## Set task
Check every line of the entries that follow, and copy the ones containing "rgba".

[Data items]
## Start

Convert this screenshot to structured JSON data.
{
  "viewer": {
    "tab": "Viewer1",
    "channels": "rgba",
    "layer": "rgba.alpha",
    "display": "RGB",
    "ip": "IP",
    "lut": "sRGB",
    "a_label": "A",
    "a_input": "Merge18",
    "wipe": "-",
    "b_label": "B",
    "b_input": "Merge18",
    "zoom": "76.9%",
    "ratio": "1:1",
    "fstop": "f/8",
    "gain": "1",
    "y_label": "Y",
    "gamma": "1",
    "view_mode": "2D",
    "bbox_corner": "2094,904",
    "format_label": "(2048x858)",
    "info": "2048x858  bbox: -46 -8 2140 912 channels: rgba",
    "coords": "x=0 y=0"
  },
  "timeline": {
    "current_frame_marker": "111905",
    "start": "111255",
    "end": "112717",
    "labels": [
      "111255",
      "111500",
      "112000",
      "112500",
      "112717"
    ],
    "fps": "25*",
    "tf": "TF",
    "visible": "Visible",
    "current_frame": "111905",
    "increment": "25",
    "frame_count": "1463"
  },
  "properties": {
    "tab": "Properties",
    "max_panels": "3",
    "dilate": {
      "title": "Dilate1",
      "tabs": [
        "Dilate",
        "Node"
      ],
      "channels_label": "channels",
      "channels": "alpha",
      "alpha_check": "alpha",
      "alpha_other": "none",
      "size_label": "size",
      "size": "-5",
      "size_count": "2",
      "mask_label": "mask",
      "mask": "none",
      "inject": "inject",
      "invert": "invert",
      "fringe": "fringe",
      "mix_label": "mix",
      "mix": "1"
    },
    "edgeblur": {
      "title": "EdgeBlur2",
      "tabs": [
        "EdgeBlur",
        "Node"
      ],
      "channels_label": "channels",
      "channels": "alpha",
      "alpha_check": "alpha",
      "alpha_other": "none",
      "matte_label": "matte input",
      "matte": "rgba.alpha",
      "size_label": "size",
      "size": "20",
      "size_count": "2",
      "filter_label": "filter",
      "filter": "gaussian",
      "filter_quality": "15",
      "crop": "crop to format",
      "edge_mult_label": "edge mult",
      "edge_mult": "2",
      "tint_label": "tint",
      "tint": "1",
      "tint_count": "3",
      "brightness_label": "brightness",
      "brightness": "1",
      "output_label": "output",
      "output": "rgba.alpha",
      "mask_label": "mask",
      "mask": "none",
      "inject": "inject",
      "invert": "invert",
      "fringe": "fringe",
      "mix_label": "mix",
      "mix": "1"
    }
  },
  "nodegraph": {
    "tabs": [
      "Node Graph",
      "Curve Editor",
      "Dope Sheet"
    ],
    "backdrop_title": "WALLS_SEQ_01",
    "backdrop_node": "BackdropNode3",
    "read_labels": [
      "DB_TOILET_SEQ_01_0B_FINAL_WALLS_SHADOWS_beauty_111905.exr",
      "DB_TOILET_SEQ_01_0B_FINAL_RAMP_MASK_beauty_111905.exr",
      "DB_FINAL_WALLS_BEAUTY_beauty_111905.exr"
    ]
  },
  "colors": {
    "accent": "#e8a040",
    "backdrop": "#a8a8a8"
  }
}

## End

## Expected answer
    "channels": "rgba",
    "layer": "rgba.alpha",
    "info": "2048x858  bbox: -46 -8 2140 912 channels: rgba",
      "matte": "rgba.alpha",
      "output": "rgba.alpha",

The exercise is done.